> RECORDED INFORMATION
————
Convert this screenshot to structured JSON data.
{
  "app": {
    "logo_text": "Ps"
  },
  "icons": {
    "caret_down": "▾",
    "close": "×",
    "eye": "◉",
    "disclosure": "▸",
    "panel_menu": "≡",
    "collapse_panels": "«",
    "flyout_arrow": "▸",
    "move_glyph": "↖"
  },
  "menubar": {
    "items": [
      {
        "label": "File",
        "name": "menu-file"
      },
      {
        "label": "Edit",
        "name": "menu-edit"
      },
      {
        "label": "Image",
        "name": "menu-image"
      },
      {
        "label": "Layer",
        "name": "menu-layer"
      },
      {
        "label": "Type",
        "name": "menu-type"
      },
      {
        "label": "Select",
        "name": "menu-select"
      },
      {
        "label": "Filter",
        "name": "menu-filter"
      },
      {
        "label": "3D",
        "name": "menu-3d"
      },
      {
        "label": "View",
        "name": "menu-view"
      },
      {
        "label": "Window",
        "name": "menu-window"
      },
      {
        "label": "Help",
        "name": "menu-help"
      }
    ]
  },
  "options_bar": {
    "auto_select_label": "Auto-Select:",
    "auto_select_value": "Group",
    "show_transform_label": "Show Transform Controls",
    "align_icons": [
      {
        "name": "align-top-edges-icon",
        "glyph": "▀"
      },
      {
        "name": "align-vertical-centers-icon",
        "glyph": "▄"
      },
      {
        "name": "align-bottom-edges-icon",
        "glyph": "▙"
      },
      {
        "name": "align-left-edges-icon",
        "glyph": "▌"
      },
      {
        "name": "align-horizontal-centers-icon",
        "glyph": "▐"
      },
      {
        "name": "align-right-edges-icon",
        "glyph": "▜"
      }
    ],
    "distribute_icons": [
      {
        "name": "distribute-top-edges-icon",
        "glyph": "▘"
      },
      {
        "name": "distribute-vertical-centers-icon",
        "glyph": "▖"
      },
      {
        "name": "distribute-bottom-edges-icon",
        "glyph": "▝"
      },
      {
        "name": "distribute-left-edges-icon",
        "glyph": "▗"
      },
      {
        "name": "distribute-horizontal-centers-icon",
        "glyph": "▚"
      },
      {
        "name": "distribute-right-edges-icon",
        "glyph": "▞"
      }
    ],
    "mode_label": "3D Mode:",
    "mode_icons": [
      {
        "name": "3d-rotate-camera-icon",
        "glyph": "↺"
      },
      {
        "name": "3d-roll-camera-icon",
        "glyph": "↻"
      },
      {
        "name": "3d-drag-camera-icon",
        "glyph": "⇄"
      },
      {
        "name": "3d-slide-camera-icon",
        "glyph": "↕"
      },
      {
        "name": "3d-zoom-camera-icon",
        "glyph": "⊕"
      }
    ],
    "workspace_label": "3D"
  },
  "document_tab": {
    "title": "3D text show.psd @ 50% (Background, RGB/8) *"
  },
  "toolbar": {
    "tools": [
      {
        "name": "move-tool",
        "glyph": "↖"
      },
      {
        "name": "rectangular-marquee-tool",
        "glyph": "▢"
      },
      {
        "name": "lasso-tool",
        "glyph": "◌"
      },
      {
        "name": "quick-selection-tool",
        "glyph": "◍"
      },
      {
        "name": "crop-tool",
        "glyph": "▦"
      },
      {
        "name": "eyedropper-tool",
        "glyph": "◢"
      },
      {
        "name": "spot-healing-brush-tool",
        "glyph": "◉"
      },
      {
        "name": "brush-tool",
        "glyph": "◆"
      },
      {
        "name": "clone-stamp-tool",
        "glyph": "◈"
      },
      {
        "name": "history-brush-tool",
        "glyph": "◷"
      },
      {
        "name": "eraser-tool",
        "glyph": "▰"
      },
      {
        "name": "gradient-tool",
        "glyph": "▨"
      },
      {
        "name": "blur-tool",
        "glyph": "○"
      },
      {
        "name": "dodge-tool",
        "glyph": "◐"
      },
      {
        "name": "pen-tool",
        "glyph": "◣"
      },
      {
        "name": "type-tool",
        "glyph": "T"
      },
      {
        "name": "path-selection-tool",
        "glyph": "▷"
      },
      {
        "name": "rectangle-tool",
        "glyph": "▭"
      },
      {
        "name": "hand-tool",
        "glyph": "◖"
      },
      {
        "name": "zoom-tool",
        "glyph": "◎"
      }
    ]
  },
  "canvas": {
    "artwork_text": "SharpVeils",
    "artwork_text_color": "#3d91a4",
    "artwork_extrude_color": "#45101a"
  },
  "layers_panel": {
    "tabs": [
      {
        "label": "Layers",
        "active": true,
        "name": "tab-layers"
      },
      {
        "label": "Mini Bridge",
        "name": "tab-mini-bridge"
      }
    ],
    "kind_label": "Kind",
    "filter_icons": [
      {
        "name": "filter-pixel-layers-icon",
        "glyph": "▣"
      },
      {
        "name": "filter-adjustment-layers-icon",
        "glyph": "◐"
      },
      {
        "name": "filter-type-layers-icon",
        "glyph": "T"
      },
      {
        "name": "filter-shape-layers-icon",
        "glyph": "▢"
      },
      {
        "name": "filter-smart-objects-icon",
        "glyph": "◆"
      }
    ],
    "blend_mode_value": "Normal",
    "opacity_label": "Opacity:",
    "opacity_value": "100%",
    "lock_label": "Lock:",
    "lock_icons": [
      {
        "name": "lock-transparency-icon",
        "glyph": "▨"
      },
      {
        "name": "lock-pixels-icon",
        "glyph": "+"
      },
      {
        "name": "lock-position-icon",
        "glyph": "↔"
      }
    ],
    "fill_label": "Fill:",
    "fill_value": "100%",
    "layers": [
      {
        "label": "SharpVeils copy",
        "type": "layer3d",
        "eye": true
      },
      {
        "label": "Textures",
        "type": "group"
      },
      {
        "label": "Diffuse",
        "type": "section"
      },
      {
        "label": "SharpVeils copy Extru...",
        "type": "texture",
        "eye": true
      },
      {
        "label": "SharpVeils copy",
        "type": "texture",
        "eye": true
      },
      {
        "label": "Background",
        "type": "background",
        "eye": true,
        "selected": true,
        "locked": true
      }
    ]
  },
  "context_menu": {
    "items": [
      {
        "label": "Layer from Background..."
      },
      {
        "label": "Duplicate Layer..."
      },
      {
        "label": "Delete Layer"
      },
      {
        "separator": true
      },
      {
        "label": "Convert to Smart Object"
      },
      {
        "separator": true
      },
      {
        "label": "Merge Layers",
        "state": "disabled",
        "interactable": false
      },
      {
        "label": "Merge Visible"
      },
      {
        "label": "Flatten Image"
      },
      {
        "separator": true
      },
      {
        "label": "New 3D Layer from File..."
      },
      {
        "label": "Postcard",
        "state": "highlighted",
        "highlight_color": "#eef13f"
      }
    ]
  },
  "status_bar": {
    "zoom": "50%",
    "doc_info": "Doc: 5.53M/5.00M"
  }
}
————
> REQUEST
Filter the records above and return every line that holds the word "left".

> FINAL ANSWER
        "name": "align-left-edges-icon",
        "name": "distribute-left-edges-icon",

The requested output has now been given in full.